## [INFORMATION SHOWN]
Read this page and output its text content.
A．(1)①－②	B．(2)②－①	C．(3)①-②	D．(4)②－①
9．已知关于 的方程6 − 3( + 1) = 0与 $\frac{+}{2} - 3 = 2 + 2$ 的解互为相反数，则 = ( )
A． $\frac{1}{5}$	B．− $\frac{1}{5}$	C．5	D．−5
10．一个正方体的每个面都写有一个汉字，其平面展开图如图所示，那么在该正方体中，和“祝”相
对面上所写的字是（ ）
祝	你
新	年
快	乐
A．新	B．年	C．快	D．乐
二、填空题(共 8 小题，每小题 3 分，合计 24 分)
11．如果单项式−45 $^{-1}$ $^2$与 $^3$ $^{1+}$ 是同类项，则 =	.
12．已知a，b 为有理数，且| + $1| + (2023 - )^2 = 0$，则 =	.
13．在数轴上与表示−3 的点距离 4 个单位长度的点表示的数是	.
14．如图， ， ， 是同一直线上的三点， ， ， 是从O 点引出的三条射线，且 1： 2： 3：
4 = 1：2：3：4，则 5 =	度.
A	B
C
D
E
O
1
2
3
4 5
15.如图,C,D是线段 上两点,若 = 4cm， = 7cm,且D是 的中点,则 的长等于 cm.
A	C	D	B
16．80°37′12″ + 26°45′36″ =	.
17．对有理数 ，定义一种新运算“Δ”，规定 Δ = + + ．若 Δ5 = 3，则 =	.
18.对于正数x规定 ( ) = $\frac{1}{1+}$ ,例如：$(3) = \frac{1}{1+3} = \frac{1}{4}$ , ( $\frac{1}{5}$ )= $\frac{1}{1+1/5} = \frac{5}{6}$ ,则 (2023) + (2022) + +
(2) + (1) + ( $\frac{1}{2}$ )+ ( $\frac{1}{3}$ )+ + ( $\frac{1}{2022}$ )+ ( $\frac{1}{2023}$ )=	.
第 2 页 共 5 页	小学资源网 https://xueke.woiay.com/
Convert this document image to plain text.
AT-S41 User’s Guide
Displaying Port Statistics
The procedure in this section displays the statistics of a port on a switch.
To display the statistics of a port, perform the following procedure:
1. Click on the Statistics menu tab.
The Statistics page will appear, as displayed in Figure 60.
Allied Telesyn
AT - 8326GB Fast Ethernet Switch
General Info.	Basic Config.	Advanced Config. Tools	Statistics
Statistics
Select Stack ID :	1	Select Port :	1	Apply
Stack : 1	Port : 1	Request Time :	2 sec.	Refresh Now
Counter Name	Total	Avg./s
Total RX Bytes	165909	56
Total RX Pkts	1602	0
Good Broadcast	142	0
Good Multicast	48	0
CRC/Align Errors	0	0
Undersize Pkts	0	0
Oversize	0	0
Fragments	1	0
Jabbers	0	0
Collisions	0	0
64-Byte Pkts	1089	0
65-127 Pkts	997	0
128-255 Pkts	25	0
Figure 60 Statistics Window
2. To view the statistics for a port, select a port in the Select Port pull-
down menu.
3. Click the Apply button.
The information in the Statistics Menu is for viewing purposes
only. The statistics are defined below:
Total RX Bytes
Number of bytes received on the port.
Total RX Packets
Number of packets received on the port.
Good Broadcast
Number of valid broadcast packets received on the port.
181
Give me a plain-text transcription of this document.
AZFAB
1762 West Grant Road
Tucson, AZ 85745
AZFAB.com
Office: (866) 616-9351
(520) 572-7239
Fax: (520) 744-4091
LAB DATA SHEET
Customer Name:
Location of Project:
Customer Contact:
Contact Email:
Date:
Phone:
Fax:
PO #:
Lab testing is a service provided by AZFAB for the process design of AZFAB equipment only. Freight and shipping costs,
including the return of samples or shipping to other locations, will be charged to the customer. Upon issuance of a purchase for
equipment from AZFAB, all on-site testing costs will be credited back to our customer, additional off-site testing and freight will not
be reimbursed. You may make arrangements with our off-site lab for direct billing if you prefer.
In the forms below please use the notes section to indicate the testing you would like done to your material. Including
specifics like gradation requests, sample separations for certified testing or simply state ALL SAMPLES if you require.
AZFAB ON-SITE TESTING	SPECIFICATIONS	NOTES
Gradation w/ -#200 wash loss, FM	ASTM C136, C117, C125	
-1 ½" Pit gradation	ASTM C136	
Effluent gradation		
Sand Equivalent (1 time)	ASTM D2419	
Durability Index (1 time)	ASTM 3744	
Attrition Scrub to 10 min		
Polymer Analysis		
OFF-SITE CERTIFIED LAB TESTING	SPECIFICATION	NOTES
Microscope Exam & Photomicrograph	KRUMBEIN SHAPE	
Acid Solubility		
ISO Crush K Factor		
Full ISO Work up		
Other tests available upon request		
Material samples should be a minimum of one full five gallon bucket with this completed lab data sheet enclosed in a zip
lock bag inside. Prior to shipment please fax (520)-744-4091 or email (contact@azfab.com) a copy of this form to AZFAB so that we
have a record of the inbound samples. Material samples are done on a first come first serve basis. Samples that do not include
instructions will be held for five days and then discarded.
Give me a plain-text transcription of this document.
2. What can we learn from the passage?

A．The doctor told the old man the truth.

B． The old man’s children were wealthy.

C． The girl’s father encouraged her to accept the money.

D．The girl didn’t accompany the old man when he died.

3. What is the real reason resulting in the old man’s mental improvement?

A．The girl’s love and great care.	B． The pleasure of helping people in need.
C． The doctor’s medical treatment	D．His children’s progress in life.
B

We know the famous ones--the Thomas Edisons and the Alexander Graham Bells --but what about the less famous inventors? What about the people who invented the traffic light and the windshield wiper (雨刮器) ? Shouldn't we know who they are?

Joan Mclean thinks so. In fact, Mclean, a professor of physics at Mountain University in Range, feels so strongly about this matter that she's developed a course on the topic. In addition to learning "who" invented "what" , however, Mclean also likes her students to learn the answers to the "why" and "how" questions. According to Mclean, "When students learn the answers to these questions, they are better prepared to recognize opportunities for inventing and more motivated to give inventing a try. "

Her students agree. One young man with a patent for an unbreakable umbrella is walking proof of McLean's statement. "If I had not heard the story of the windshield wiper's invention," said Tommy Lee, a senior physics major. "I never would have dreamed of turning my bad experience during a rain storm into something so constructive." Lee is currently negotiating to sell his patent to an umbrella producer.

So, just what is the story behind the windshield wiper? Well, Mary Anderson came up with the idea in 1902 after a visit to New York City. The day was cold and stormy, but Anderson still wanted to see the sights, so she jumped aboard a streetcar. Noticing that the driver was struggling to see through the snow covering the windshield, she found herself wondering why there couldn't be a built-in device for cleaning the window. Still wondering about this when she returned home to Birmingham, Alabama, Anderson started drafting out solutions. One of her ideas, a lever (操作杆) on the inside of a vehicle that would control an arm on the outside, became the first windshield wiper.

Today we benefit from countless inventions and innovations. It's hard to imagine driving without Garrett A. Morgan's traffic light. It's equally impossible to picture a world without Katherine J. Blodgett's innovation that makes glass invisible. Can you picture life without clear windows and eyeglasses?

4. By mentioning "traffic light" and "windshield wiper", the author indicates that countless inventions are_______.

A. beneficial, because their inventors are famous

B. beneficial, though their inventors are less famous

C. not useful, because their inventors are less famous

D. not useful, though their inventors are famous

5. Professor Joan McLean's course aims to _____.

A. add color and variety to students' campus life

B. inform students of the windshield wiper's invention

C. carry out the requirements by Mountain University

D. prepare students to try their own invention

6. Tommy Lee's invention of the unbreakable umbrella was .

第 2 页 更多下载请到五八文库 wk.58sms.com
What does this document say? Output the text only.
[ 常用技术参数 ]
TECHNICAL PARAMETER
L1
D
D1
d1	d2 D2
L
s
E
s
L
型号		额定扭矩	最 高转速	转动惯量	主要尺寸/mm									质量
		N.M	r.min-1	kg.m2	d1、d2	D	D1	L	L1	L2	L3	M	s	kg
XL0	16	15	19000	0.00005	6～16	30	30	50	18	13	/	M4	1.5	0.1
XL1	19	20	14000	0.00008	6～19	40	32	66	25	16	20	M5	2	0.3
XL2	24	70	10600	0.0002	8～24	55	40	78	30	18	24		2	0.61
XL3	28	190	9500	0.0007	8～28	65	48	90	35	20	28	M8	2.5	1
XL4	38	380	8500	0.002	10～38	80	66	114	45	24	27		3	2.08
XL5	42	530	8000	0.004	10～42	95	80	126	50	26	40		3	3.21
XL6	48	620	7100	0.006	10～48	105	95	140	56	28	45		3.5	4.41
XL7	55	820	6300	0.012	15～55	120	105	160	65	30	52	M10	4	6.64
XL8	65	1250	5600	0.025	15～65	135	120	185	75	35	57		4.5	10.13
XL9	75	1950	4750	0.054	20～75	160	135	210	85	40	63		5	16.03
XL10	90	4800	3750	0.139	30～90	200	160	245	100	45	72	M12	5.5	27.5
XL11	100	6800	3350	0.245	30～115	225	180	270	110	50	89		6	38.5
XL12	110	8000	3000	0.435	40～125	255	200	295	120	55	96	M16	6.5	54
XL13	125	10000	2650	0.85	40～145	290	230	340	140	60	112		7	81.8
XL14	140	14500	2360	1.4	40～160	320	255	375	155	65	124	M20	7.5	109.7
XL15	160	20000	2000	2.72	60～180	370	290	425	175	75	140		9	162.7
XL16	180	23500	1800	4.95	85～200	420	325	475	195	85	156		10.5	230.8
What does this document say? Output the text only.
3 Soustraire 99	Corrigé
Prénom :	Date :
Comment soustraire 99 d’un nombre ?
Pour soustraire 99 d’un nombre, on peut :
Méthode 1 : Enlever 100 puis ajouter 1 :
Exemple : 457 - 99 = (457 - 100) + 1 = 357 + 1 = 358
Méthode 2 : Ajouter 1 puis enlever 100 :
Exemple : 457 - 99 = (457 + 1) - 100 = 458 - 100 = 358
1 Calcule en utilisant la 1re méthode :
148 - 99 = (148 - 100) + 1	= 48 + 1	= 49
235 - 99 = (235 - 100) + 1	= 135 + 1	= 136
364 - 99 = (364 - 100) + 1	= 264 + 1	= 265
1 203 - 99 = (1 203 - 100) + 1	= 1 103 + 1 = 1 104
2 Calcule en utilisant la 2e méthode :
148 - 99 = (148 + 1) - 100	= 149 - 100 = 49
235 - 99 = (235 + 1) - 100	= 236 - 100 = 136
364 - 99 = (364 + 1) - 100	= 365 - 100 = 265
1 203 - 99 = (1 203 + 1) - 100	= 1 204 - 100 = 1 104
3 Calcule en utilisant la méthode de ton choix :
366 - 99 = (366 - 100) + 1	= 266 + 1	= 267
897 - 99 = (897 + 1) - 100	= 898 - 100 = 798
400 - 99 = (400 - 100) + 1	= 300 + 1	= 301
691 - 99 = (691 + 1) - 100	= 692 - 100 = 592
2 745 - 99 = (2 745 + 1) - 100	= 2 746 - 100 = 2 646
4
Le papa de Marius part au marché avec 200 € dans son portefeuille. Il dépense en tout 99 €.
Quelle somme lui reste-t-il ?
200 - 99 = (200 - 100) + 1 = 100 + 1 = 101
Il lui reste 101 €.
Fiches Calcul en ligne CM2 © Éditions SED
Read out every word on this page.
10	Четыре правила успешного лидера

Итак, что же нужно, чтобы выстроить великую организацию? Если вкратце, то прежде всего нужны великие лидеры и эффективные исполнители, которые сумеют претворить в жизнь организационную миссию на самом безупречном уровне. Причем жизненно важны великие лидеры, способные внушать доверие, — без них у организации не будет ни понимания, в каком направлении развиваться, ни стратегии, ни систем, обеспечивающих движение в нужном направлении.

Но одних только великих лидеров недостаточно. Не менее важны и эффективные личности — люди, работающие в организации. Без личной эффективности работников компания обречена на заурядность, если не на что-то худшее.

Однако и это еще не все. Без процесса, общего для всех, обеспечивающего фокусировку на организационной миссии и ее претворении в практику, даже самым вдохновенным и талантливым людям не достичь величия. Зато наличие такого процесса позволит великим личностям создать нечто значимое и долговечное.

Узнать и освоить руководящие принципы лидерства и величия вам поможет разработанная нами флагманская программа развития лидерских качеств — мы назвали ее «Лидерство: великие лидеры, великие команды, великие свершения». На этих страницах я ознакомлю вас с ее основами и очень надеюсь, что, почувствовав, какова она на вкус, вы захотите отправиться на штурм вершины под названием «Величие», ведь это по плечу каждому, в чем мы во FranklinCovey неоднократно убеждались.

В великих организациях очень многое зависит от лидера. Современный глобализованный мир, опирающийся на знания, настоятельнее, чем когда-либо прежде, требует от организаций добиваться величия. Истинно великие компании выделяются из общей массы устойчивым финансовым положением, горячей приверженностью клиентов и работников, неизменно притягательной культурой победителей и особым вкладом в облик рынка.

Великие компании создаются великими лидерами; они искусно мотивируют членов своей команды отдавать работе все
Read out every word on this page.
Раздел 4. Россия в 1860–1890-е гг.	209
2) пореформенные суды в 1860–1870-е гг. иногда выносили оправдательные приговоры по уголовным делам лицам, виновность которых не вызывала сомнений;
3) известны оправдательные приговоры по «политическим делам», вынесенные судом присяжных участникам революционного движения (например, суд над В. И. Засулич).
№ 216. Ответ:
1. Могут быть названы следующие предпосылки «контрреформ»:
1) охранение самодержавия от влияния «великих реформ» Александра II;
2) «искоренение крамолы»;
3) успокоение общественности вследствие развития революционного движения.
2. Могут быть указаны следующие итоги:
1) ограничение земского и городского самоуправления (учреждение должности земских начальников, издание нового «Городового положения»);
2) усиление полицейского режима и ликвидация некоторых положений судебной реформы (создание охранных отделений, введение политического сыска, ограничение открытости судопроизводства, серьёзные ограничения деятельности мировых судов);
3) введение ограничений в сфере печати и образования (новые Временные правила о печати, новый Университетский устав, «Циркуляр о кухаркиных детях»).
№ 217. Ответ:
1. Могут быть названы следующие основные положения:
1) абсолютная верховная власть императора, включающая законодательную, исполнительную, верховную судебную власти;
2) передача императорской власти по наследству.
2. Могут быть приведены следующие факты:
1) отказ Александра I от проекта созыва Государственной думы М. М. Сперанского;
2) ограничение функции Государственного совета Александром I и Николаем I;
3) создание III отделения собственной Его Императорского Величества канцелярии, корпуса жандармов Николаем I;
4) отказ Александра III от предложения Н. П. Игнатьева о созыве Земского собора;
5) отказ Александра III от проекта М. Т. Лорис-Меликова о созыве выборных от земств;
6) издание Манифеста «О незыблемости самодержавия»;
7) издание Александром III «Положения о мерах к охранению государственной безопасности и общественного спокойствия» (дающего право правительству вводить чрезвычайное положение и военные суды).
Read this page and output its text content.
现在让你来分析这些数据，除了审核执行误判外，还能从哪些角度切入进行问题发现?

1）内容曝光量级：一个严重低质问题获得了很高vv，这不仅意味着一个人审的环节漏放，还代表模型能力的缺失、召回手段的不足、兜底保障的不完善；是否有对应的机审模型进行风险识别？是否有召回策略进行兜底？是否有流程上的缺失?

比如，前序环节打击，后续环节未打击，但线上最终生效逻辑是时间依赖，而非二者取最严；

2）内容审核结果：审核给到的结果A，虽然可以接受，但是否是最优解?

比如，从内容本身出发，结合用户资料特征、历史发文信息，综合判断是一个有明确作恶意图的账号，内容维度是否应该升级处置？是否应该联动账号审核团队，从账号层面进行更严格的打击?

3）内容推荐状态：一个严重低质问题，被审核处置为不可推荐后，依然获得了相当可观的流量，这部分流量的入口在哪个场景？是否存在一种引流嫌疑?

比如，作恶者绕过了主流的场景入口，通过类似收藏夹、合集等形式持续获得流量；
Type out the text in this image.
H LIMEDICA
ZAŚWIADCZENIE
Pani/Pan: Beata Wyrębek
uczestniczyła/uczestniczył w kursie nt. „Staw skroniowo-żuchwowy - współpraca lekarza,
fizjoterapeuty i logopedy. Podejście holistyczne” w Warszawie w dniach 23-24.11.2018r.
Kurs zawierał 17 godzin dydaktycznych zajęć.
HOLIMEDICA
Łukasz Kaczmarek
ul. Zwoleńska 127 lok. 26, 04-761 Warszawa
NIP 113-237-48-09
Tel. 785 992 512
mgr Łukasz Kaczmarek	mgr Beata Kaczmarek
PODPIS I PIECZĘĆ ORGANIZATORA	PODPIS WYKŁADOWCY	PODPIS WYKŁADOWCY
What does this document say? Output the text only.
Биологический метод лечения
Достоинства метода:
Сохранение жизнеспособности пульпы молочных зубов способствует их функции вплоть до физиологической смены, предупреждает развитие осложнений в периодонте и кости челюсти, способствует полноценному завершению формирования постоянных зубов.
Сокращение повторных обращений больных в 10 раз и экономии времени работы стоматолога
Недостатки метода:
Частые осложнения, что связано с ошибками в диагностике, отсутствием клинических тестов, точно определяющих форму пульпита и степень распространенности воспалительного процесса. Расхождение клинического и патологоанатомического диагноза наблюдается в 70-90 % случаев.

## [PROBLEM TO WORK ON]
Extract the closing run of lines, starting with the one containing "Type out the text in this image." and ending at the last, exactly as written.

## [FINAL ANSWER]
Type out the text in this image.
H LIMEDICA
ZAŚWIADCZENIE
Pani/Pan: Beata Wyrębek
uczestniczyła/uczestniczył w kursie nt. „Staw skroniowo-żuchwowy - współpraca lekarza,
fizjoterapeuty i logopedy. Podejście holistyczne” w Warszawie w dniach 23-24.11.2018r.
Kurs zawierał 17 godzin dydaktycznych zajęć.
HOLIMEDICA
Łukasz Kaczmarek
ul. Zwoleńska 127 lok. 26, 04-761 Warszawa
NIP 113-237-48-09
Tel. 785 992 512
mgr Łukasz Kaczmarek	mgr Beata Kaczmarek
PODPIS I PIECZĘĆ ORGANIZATORA	PODPIS WYKŁADOWCY	PODPIS WYKŁADOWCY
What does this document say? Output the text only.
Биологический метод лечения
Достоинства метода:
Сохранение жизнеспособности пульпы молочных зубов способствует их функции вплоть до физиологической смены, предупреждает развитие осложнений в периодонте и кости челюсти, способствует полноценному завершению формирования постоянных зубов.
Сокращение повторных обращений больных в 10 раз и экономии времени работы стоматолога
Недостатки метода:
Частые осложнения, что связано с ошибками в диагностике, отсутствием клинических тестов, точно определяющих форму пульпита и степень распространенности воспалительного процесса. Расхождение клинического и патологоанатомического диагноза наблюдается в 70-90 % случаев.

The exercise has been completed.